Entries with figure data
========================================

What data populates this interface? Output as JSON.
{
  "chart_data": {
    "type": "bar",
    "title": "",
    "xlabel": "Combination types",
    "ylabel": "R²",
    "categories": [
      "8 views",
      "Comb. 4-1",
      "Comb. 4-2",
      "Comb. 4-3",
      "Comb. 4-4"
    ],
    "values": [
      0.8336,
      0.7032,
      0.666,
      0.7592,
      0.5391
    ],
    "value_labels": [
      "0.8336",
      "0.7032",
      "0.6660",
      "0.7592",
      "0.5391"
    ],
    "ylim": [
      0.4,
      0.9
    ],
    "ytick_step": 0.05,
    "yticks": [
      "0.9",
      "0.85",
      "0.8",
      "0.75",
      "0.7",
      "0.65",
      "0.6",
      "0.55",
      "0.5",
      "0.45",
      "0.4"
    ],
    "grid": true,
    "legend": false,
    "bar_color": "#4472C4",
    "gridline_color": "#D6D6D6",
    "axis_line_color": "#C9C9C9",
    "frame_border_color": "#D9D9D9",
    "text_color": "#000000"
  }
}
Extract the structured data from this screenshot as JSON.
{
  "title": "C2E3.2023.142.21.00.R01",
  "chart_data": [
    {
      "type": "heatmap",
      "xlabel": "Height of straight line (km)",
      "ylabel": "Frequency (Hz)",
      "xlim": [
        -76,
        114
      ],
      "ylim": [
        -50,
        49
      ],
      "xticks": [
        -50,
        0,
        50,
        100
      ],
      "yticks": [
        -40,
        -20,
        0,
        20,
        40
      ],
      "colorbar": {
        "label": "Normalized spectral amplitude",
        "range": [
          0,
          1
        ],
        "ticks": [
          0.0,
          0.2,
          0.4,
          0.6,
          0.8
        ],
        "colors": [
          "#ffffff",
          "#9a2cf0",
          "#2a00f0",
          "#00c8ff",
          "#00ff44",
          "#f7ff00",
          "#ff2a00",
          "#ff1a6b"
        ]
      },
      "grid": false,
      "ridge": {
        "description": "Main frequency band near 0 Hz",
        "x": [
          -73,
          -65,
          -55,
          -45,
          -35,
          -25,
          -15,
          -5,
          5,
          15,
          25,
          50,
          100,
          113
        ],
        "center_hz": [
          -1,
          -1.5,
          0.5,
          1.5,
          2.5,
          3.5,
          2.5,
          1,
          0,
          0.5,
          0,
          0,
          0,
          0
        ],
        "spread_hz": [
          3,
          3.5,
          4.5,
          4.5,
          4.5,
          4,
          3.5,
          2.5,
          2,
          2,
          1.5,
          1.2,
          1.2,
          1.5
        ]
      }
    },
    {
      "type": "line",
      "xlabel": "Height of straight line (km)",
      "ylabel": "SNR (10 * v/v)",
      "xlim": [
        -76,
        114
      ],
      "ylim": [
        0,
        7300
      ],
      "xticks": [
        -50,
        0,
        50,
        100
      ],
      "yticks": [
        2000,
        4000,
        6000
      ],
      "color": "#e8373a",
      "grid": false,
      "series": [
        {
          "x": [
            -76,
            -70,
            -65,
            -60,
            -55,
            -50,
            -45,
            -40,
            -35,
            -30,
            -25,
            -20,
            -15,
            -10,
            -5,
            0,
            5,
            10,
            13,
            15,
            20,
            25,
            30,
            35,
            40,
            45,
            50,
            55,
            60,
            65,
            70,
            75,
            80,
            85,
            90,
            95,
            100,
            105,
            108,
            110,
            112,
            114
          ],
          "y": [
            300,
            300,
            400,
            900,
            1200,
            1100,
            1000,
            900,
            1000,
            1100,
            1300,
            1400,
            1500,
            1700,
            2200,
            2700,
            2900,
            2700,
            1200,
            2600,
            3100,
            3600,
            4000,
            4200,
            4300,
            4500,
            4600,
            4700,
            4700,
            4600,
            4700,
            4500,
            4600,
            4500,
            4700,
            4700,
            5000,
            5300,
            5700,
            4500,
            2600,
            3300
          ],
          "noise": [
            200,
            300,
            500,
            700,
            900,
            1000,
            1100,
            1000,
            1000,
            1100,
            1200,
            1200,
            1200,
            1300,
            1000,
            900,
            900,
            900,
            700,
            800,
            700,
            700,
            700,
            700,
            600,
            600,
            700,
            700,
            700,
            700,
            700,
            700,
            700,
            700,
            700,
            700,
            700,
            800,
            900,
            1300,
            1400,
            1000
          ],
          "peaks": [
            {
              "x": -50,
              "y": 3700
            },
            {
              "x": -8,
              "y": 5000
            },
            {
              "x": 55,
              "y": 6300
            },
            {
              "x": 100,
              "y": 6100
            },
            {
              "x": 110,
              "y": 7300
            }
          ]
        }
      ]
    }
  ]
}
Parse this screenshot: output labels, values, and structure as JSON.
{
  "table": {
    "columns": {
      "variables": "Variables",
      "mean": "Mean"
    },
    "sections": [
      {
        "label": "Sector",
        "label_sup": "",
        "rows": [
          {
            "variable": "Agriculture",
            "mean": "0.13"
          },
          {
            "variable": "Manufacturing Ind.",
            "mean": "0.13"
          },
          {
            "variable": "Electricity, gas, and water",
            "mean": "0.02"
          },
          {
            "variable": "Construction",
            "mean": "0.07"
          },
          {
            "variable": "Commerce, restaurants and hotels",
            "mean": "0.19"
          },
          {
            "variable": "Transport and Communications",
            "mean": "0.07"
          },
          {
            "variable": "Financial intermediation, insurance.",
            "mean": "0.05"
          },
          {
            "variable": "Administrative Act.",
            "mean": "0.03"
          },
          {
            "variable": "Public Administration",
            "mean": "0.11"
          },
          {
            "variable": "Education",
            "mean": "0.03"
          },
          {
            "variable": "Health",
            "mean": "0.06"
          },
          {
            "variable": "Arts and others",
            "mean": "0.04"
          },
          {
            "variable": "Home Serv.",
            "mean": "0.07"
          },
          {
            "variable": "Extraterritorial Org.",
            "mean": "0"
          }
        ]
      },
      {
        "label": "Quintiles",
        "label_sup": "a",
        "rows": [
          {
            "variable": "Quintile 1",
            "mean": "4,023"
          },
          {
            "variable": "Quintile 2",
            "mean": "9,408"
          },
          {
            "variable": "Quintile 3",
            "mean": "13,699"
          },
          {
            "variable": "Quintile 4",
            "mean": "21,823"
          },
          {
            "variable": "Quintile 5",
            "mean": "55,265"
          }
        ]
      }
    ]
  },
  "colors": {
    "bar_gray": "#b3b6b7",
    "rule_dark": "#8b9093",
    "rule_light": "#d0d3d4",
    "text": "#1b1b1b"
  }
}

========================================

WHAT THE TASK REQUIRES
Reproduce every line of the material above exactly.

RESULT
What data populates this interface? Output as JSON.
{
  "chart_data": {
    "type": "bar",
    "title": "",
    "xlabel": "Combination types",
    "ylabel": "R²",
    "categories": [
      "8 views",
      "Comb. 4-1",
      "Comb. 4-2",
      "Comb. 4-3",
      "Comb. 4-4"
    ],
    "values": [
      0.8336,
      0.7032,
      0.666,
      0.7592,
      0.5391
    ],
    "value_labels": [
      "0.8336",
      "0.7032",
      "0.6660",
      "0.7592",
      "0.5391"
    ],
    "ylim": [
      0.4,
      0.9
    ],
    "ytick_step": 0.05,
    "yticks": [
      "0.9",
      "0.85",
      "0.8",
      "0.75",
      "0.7",
      "0.65",
      "0.6",
      "0.55",
      "0.5",
      "0.45",
      "0.4"
    ],
    "grid": true,
    "legend": false,
    "bar_color": "#4472C4",
    "gridline_color": "#D6D6D6",
    "axis_line_color": "#C9C9C9",
    "frame_border_color": "#D9D9D9",
    "text_color": "#000000"
  }
}
Extract the structured data from this screenshot as JSON.
{
  "title": "C2E3.2023.142.21.00.R01",
  "chart_data": [
    {
      "type": "heatmap",
      "xlabel": "Height of straight line (km)",
      "ylabel": "Frequency (Hz)",
      "xlim": [
        -76,
        114
      ],
      "ylim": [
        -50,
        49
      ],
      "xticks": [
        -50,
        0,
        50,
        100
      ],
      "yticks": [
        -40,
        -20,
        0,
        20,
        40
      ],
      "colorbar": {
        "label": "Normalized spectral amplitude",
        "range": [
          0,
          1
        ],
        "ticks": [
          0.0,
          0.2,
          0.4,
          0.6,
          0.8
        ],
        "colors": [
          "#ffffff",
          "#9a2cf0",
          "#2a00f0",
          "#00c8ff",
          "#00ff44",
          "#f7ff00",
          "#ff2a00",
          "#ff1a6b"
        ]
      },
      "grid": false,
      "ridge": {
        "description": "Main frequency band near 0 Hz",
        "x": [
          -73,
          -65,
          -55,
          -45,
          -35,
          -25,
          -15,
          -5,
          5,
          15,
          25,
          50,
          100,
          113
        ],
        "center_hz": [
          -1,
          -1.5,
          0.5,
          1.5,
          2.5,
          3.5,
          2.5,
          1,
          0,
          0.5,
          0,
          0,
          0,
          0
        ],
        "spread_hz": [
          3,
          3.5,
          4.5,
          4.5,
          4.5,
          4,
          3.5,
          2.5,
          2,
          2,
          1.5,
          1.2,
          1.2,
          1.5
        ]
      }
    },
    {
      "type": "line",
      "xlabel": "Height of straight line (km)",
      "ylabel": "SNR (10 * v/v)",
      "xlim": [
        -76,
        114
      ],
      "ylim": [
        0,
        7300
      ],
      "xticks": [
        -50,
        0,
        50,
        100
      ],
      "yticks": [
        2000,
        4000,
        6000
      ],
      "color": "#e8373a",
      "grid": false,
      "series": [
        {
          "x": [
            -76,
            -70,
            -65,
            -60,
            -55,
            -50,
            -45,
            -40,
            -35,
            -30,
            -25,
            -20,
            -15,
            -10,
            -5,
            0,
            5,
            10,
            13,
            15,
            20,
            25,
            30,
            35,
            40,
            45,
            50,
            55,
            60,
            65,
            70,
            75,
            80,
            85,
            90,
            95,
            100,
            105,
            108,
            110,
            112,
            114
          ],
          "y": [
            300,
            300,
            400,
            900,
            1200,
            1100,
            1000,
            900,
            1000,
            1100,
            1300,
            1400,
            1500,
            1700,
            2200,
            2700,
            2900,
            2700,
            1200,
            2600,
            3100,
            3600,
            4000,
            4200,
            4300,
            4500,
            4600,
            4700,
            4700,
            4600,
            4700,
            4500,
            4600,
            4500,
            4700,
            4700,
            5000,
            5300,
            5700,
            4500,
            2600,
            3300
          ],
          "noise": [
            200,
            300,
            500,
            700,
            900,
            1000,
            1100,
            1000,
            1000,
            1100,
            1200,
            1200,
            1200,
            1300,
            1000,
            900,
            900,
            900,
            700,
            800,
            700,
            700,
            700,
            700,
            600,
            600,
            700,
            700,
            700,
            700,
            700,
            700,
            700,
            700,
            700,
            700,
            700,
            800,
            900,
            1300,
            1400,
            1000
          ],
          "peaks": [
            {
              "x": -50,
              "y": 3700
            },
            {
              "x": -8,
              "y": 5000
            },
            {
              "x": 55,
              "y": 6300
            },
            {
              "x": 100,
              "y": 6100
            },
            {
              "x": 110,
              "y": 7300
            }
          ]
        }
      ]
    }
  ]
}
Parse this screenshot: output labels, values, and structure as JSON.
{
  "table": {
    "columns": {
      "variables": "Variables",
      "mean": "Mean"
    },
    "sections": [
      {
        "label": "Sector",
        "label_sup": "",
        "rows": [
          {
            "variable": "Agriculture",
            "mean": "0.13"
          },
          {
            "variable": "Manufacturing Ind.",
            "mean": "0.13"
          },
          {
            "variable": "Electricity, gas, and water",
            "mean": "0.02"
          },
          {
            "variable": "Construction",
            "mean": "0.07"
          },
          {
            "variable": "Commerce, restaurants and hotels",
            "mean": "0.19"
          },
          {
            "variable": "Transport and Communications",
            "mean": "0.07"
          },
          {
            "variable": "Financial intermediation, insurance.",
            "mean": "0.05"
          },
          {
            "variable": "Administrative Act.",
            "mean": "0.03"
          },
          {
            "variable": "Public Administration",
            "mean": "0.11"
          },
          {
            "variable": "Education",
            "mean": "0.03"
          },
          {
            "variable": "Health",
            "mean": "0.06"
          },
          {
            "variable": "Arts and others",
            "mean": "0.04"
          },
          {
            "variable": "Home Serv.",
            "mean": "0.07"
          },
          {
            "variable": "Extraterritorial Org.",
            "mean": "0"
          }
        ]
      },
      {
        "label": "Quintiles",
        "label_sup": "a",
        "rows": [
          {
            "variable": "Quintile 1",
            "mean": "4,023"
          },
          {
            "variable": "Quintile 2",
            "mean": "9,408"
          },
          {
            "variable": "Quintile 3",
            "mean": "13,699"
          },
          {
            "variable": "Quintile 4",
            "mean": "21,823"
          },
          {
            "variable": "Quintile 5",
            "mean": "55,265"
          }
        ]
      }
    ]
  },
  "colors": {
    "bar_gray": "#b3b6b7",
    "rule_dark": "#8b9093",
    "rule_light": "#d0d3d4",
    "text": "#1b1b1b"
  }
}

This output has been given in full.